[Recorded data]
========================================
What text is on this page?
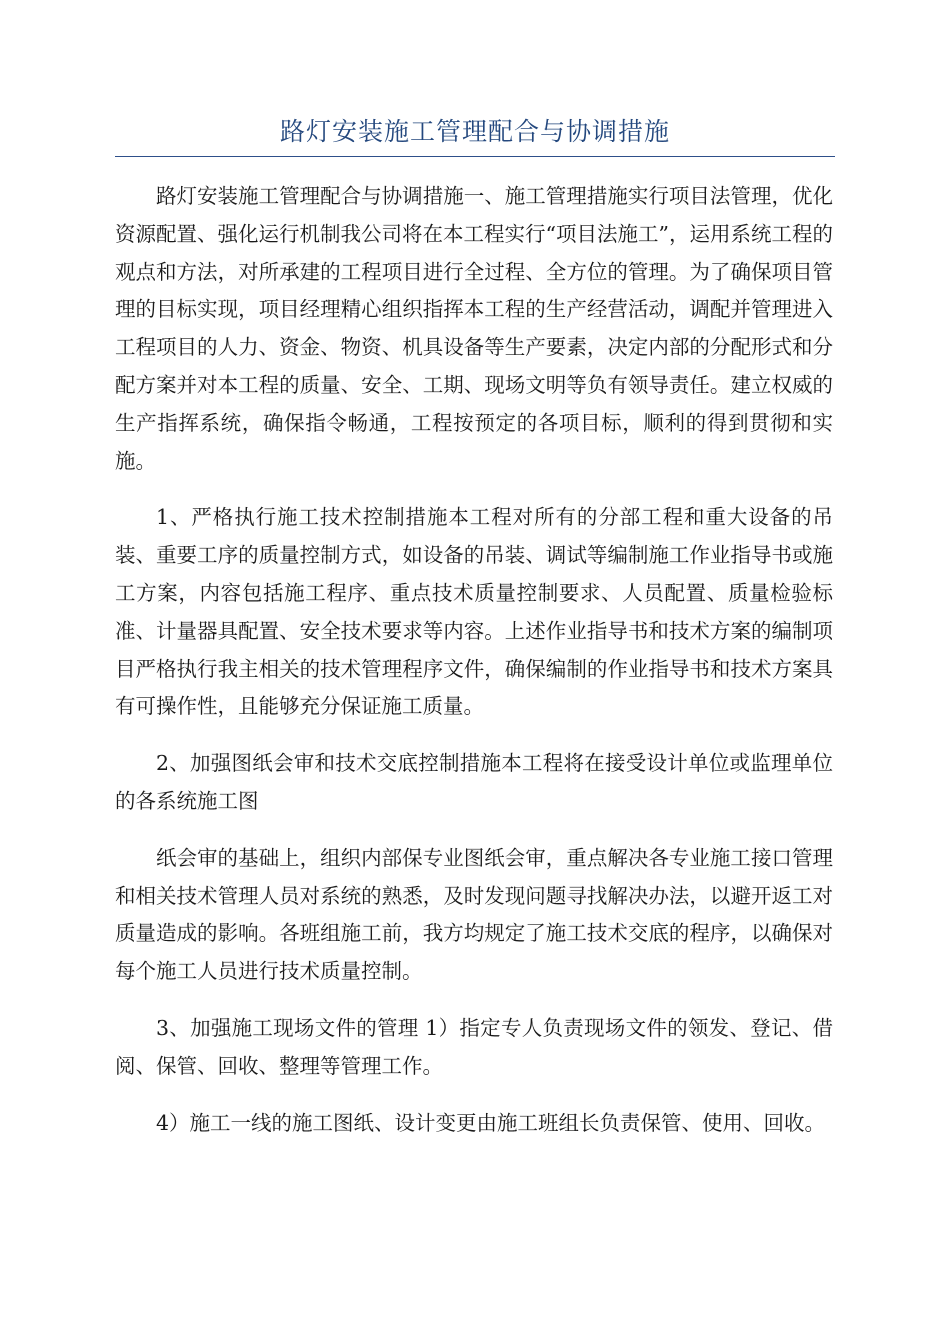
路灯安装施工管理配合与协调措施

路灯安装施工管理配合与协调措施一、施工管理措施实行项目法管理，优化资源配置、强化运行机制我公司将在本工程实行“项目法施工”，运用系统工程的观点和方法，对所承建的工程项目进行全过程、全方位的管理。为了确保项目管理的目标实现，项目经理精心组织指挥本工程的生产经营活动，调配并管理进入工程项目的人力、资金、物资、机具设备等生产要素，决定内部的分配形式和分配方案并对本工程的质量、安全、工期、现场文明等负有领导责任。建立权威的生产指挥系统，确保指令畅通，工程按预定的各项目标，顺利的得到贯彻和实施。

1、严格执行施工技术控制措施本工程对所有的分部工程和重大设备的吊装、重要工序的质量控制方式，如设备的吊装、调试等编制施工作业指导书或施工方案，内容包括施工程序、重点技术质量控制要求、人员配置、质量检验标准、计量器具配置、安全技术要求等内容。上述作业指导书和技术方案的编制项目严格执行我主相关的技术管理程序文件，确保编制的作业指导书和技术方案具有可操作性，且能够充分保证施工质量。

2、加强图纸会审和技术交底控制措施本工程将在接受设计单位或监理单位的各系统施工图

纸会审的基础上，组织内部保专业图纸会审，重点解决各专业施工接口管理和相关技术管理人员对系统的熟悉，及时发现问题寻找解决办法，以避开返工对质量造成的影响。各班组施工前，我方均规定了施工技术交底的程序，以确保对每个施工人员进行技术质量控制。

3、加强施工现场文件的管理 1）指定专人负责现场文件的领发、登记、借阅、保管、回收、整理等管理工作。

4）施工一线的施工图纸、设计变更由施工班组长负责保管、使用、回收。
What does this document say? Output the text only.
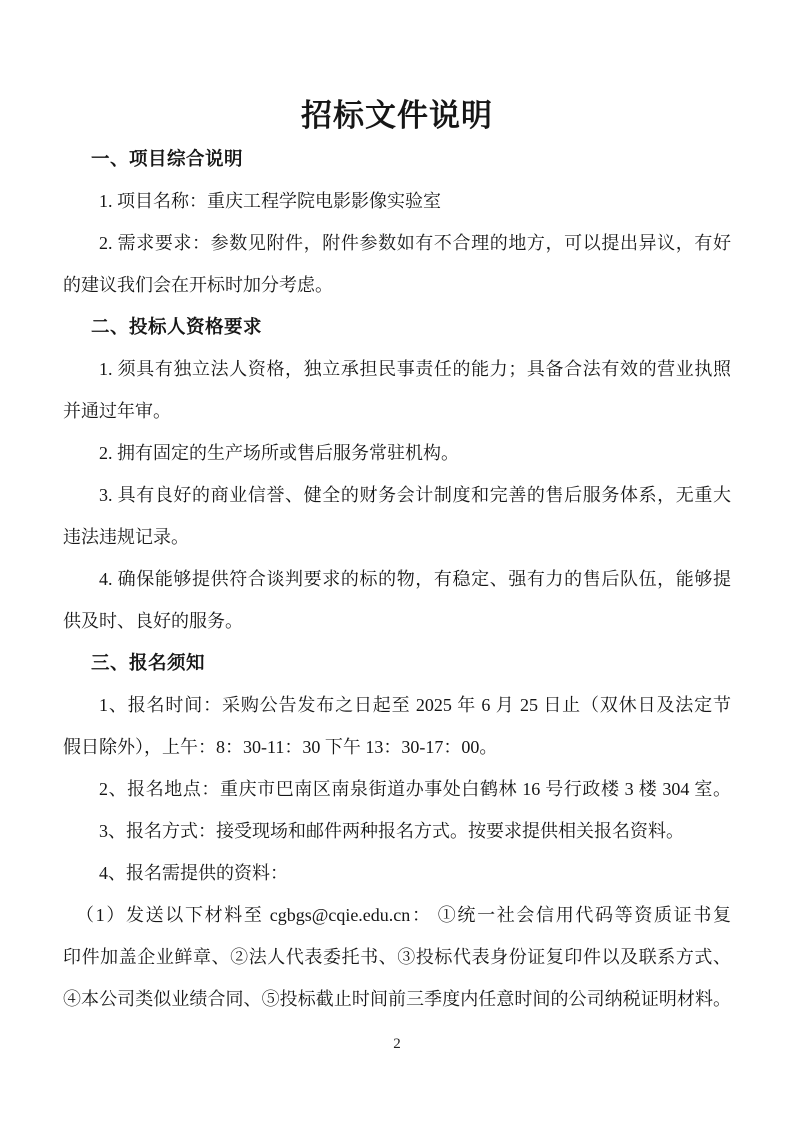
招标文件说明
一、项目综合说明
1. 项目名称：重庆工程学院电影影像实验室
2. 需求要求：参数见附件，附件参数如有不合理的地方，可以提出异议，有好
的建议我们会在开标时加分考虑。
二、投标人资格要求
1. 须具有独立法人资格，独立承担民事责任的能力；具备合法有效的营业执照
并通过年审。
2. 拥有固定的生产场所或售后服务常驻机构。
3. 具有良好的商业信誉、健全的财务会计制度和完善的售后服务体系，无重大
违法违规记录。
4. 确保能够提供符合谈判要求的标的物，有稳定、强有力的售后队伍，能够提
供及时、良好的服务。
三、报名须知
1、报名时间：采购公告发布之日起至 2025 年 6 月 25 日止（双休日及法定节
假日除外），上午：8：30-11：30 下午 13：30-17：00。
2、报名地点：重庆市巴南区南泉街道办事处白鹤林 16 号行政楼 3 楼 304 室。
3、报名方式：接受现场和邮件两种报名方式。按要求提供相关报名资料。
4、报名需提供的资料：
（1）发送以下材料至 cgbgs@cqie.edu.cn： ①统一社会信用代码等资质证书复
印件加盖企业鲜章、②法人代表委托书、③投标代表身份证复印件以及联系方式、
④本公司类似业绩合同、⑤投标截止时间前三季度内任意时间的公司纳税证明材料。
2
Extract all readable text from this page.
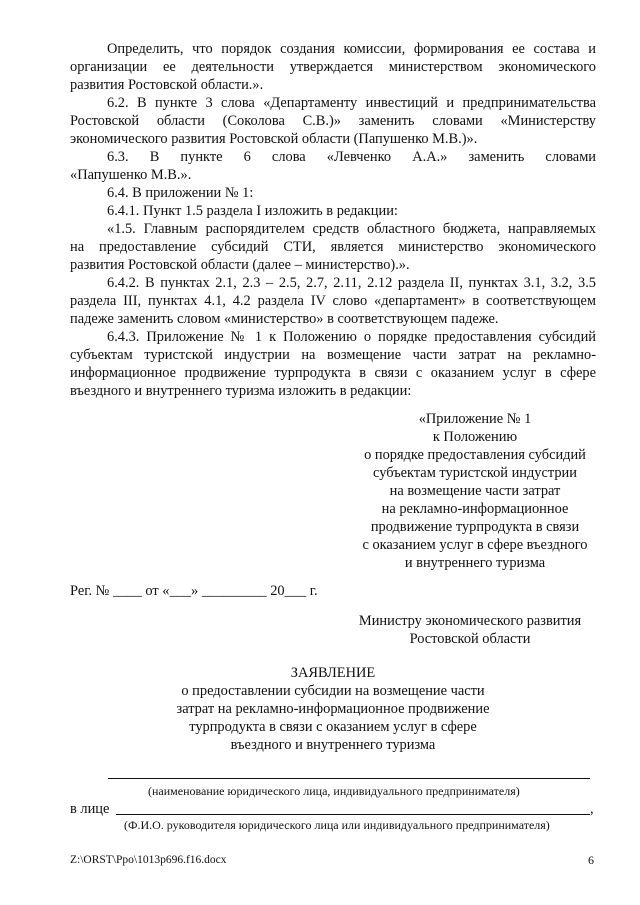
Определить, что порядок создания комиссии, формирования ее состава и
организации ее деятельности утверждается министерством экономического
развития Ростовской области.».
6.2. В пункте 3 слова «Департаменту инвестиций и предпринимательства
Ростовской области (Соколова С.В.)» заменить словами «Министерству
экономического развития Ростовской области (Папушенко М.В.)».
6.3. В пункте 6 слова «Левченко А.А.» заменить словами
«Папушенко М.В.».
6.4. В приложении № 1:
6.4.1. Пункт 1.5 раздела I изложить в редакции:
«1.5. Главным распорядителем средств областного бюджета, направляемых
на предоставление субсидий СТИ, является министерство экономического
развития Ростовской области (далее – министерство).».
6.4.2. В пунктах 2.1, 2.3 – 2.5, 2.7, 2.11, 2.12 раздела II, пунктах 3.1, 3.2, 3.5
раздела III, пунктах 4.1, 4.2 раздела IV слово «департамент» в соответствующем
падеже заменить словом «министерство» в соответствующем падеже.
6.4.3. Приложение № 1 к Положению о порядке предоставления субсидий
субъектам туристской индустрии на возмещение части затрат на рекламно-
информационное продвижение турпродукта в связи с оказанием услуг в сфере
въездного и внутреннего туризма изложить в редакции:
«Приложение № 1
к Положению
о порядке предоставления субсидий
субъектам туристской индустрии
на возмещение части затрат
на рекламно-информационное
продвижение турпродукта в связи
с оказанием услуг в сфере въездного
и внутреннего туризма
Рег. № ____ от «___» _________ 20___ г.
Министру экономического развития
Ростовской области
ЗАЯВЛЕНИЕ
о предоставлении субсидии на возмещение части
затрат на рекламно-информационное продвижение
турпродукта в связи с оказанием услуг в сфере
въездного и внутреннего туризма
(наименование юридического лица, индивидуального предпринимателя)
в лице	,
(Ф.И.О. руководителя юридического лица или индивидуального предпринимателя)
Z:\ORST\Ppo\1013p696.f16.docx	6
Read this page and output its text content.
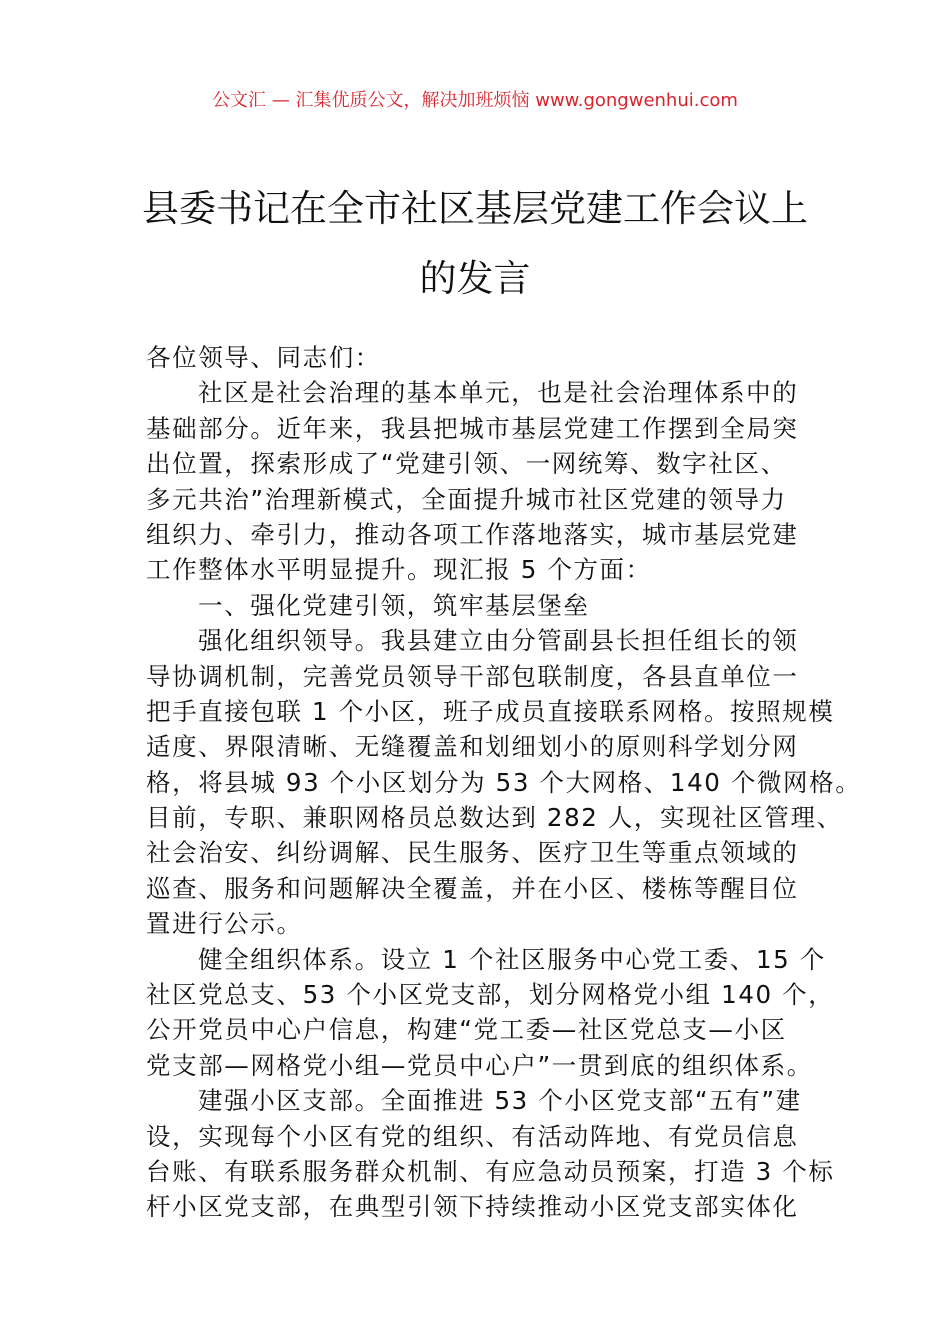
公文汇 — 汇集优质公文，解决加班烦恼 www.gongwenhui.com
县委书记在全市社区基层党建工作会议上
的发言
各位领导、同志们：
社区是社会治理的基本单元，也是社会治理体系中的
基础部分。近年来，我县把城市基层党建工作摆到全局突
出位置，探索形成了“党建引领、一网统筹、数字社区、
多元共治”治理新模式，全面提升城市社区党建的领导力
组织力、牵引力，推动各项工作落地落实，城市基层党建
工作整体水平明显提升。现汇报 5 个方面：
一、强化党建引领，筑牢基层堡垒
强化组织领导。我县建立由分管副县长担任组长的领
导协调机制，完善党员领导干部包联制度，各县直单位一
把手直接包联 1 个小区，班子成员直接联系网格。按照规模
适度、界限清晰、无缝覆盖和划细划小的原则科学划分网
格，将县城 93 个小区划分为 53 个大网格、140 个微网格。
目前，专职、兼职网格员总数达到 282 人，实现社区管理、
社会治安、纠纷调解、民生服务、医疗卫生等重点领域的
巡查、服务和问题解决全覆盖，并在小区、楼栋等醒目位
置进行公示。
健全组织体系。设立 1 个社区服务中心党工委、15 个
社区党总支、53 个小区党支部，划分网格党小组 140 个，
公开党员中心户信息，构建“党工委—社区党总支—小区
党支部—网格党小组—党员中心户”一贯到底的组织体系。
建强小区支部。全面推进 53 个小区党支部“五有”建
设，实现每个小区有党的组织、有活动阵地、有党员信息
台账、有联系服务群众机制、有应急动员预案，打造 3 个标
杆小区党支部，在典型引领下持续推动小区党支部实体化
========================================
#### [Problem description]
Pictures are not part of the copy; reproduce everything else in the records exactly.

#### [Answer in full]
What text is on this page?
路灯安装施工管理配合与协调措施

路灯安装施工管理配合与协调措施一、施工管理措施实行项目法管理，优化资源配置、强化运行机制我公司将在本工程实行“项目法施工”，运用系统工程的观点和方法，对所承建的工程项目进行全过程、全方位的管理。为了确保项目管理的目标实现，项目经理精心组织指挥本工程的生产经营活动，调配并管理进入工程项目的人力、资金、物资、机具设备等生产要素，决定内部的分配形式和分配方案并对本工程的质量、安全、工期、现场文明等负有领导责任。建立权威的生产指挥系统，确保指令畅通，工程按预定的各项目标，顺利的得到贯彻和实施。

1、严格执行施工技术控制措施本工程对所有的分部工程和重大设备的吊装、重要工序的质量控制方式，如设备的吊装、调试等编制施工作业指导书或施工方案，内容包括施工程序、重点技术质量控制要求、人员配置、质量检验标准、计量器具配置、安全技术要求等内容。上述作业指导书和技术方案的编制项目严格执行我主相关的技术管理程序文件，确保编制的作业指导书和技术方案具有可操作性，且能够充分保证施工质量。

2、加强图纸会审和技术交底控制措施本工程将在接受设计单位或监理单位的各系统施工图

纸会审的基础上，组织内部保专业图纸会审，重点解决各专业施工接口管理和相关技术管理人员对系统的熟悉，及时发现问题寻找解决办法，以避开返工对质量造成的影响。各班组施工前，我方均规定了施工技术交底的程序，以确保对每个施工人员进行技术质量控制。

3、加强施工现场文件的管理 1）指定专人负责现场文件的领发、登记、借阅、保管、回收、整理等管理工作。

4）施工一线的施工图纸、设计变更由施工班组长负责保管、使用、回收。
What does this document say? Output the text only.
招标文件说明
一、项目综合说明
1. 项目名称：重庆工程学院电影影像实验室
2. 需求要求：参数见附件，附件参数如有不合理的地方，可以提出异议，有好
的建议我们会在开标时加分考虑。
二、投标人资格要求
1. 须具有独立法人资格，独立承担民事责任的能力；具备合法有效的营业执照
并通过年审。
2. 拥有固定的生产场所或售后服务常驻机构。
3. 具有良好的商业信誉、健全的财务会计制度和完善的售后服务体系，无重大
违法违规记录。
4. 确保能够提供符合谈判要求的标的物，有稳定、强有力的售后队伍，能够提
供及时、良好的服务。
三、报名须知
1、报名时间：采购公告发布之日起至 2025 年 6 月 25 日止（双休日及法定节
假日除外），上午：8：30-11：30 下午 13：30-17：00。
2、报名地点：重庆市巴南区南泉街道办事处白鹤林 16 号行政楼 3 楼 304 室。
3、报名方式：接受现场和邮件两种报名方式。按要求提供相关报名资料。
4、报名需提供的资料：
（1）发送以下材料至 cgbgs@cqie.edu.cn： ①统一社会信用代码等资质证书复
印件加盖企业鲜章、②法人代表委托书、③投标代表身份证复印件以及联系方式、
④本公司类似业绩合同、⑤投标截止时间前三季度内任意时间的公司纳税证明材料。
2
Extract all readable text from this page.
Определить, что порядок создания комиссии, формирования ее состава и
организации ее деятельности утверждается министерством экономического
развития Ростовской области.».
6.2. В пункте 3 слова «Департаменту инвестиций и предпринимательства
Ростовской области (Соколова С.В.)» заменить словами «Министерству
экономического развития Ростовской области (Папушенко М.В.)».
6.3. В пункте 6 слова «Левченко А.А.» заменить словами
«Папушенко М.В.».
6.4. В приложении № 1:
6.4.1. Пункт 1.5 раздела I изложить в редакции:
«1.5. Главным распорядителем средств областного бюджета, направляемых
на предоставление субсидий СТИ, является министерство экономического
развития Ростовской области (далее – министерство).».
6.4.2. В пунктах 2.1, 2.3 – 2.5, 2.7, 2.11, 2.12 раздела II, пунктах 3.1, 3.2, 3.5
раздела III, пунктах 4.1, 4.2 раздела IV слово «департамент» в соответствующем
падеже заменить словом «министерство» в соответствующем падеже.
6.4.3. Приложение № 1 к Положению о порядке предоставления субсидий
субъектам туристской индустрии на возмещение части затрат на рекламно-
информационное продвижение турпродукта в связи с оказанием услуг в сфере
въездного и внутреннего туризма изложить в редакции:
«Приложение № 1
к Положению
о порядке предоставления субсидий
субъектам туристской индустрии
на возмещение части затрат
на рекламно-информационное
продвижение турпродукта в связи
с оказанием услуг в сфере въездного
и внутреннего туризма
Рег. № ____ от «___» _________ 20___ г.
Министру экономического развития
Ростовской области
ЗАЯВЛЕНИЕ
о предоставлении субсидии на возмещение части
затрат на рекламно-информационное продвижение
турпродукта в связи с оказанием услуг в сфере
въездного и внутреннего туризма
(наименование юридического лица, индивидуального предпринимателя)
в лице	,
(Ф.И.О. руководителя юридического лица или индивидуального предпринимателя)
Z:\ORST\Ppo\1013p696.f16.docx	6
Read this page and output its text content.
公文汇 — 汇集优质公文，解决加班烦恼 www.gongwenhui.com
县委书记在全市社区基层党建工作会议上
的发言
各位领导、同志们：
社区是社会治理的基本单元，也是社会治理体系中的
基础部分。近年来，我县把城市基层党建工作摆到全局突
出位置，探索形成了“党建引领、一网统筹、数字社区、
多元共治”治理新模式，全面提升城市社区党建的领导力
组织力、牵引力，推动各项工作落地落实，城市基层党建
工作整体水平明显提升。现汇报 5 个方面：
一、强化党建引领，筑牢基层堡垒
强化组织领导。我县建立由分管副县长担任组长的领
导协调机制，完善党员领导干部包联制度，各县直单位一
把手直接包联 1 个小区，班子成员直接联系网格。按照规模
适度、界限清晰、无缝覆盖和划细划小的原则科学划分网
格，将县城 93 个小区划分为 53 个大网格、140 个微网格。
目前，专职、兼职网格员总数达到 282 人，实现社区管理、
社会治安、纠纷调解、民生服务、医疗卫生等重点领域的
巡查、服务和问题解决全覆盖，并在小区、楼栋等醒目位
置进行公示。
健全组织体系。设立 1 个社区服务中心党工委、15 个
社区党总支、53 个小区党支部，划分网格党小组 140 个，
公开党员中心户信息，构建“党工委—社区党总支—小区
党支部—网格党小组—党员中心户”一贯到底的组织体系。
建强小区支部。全面推进 53 个小区党支部“五有”建
设，实现每个小区有党的组织、有活动阵地、有党员信息
台账、有联系服务群众机制、有应急动员预案，打造 3 个标
杆小区党支部，在典型引领下持续推动小区党支部实体化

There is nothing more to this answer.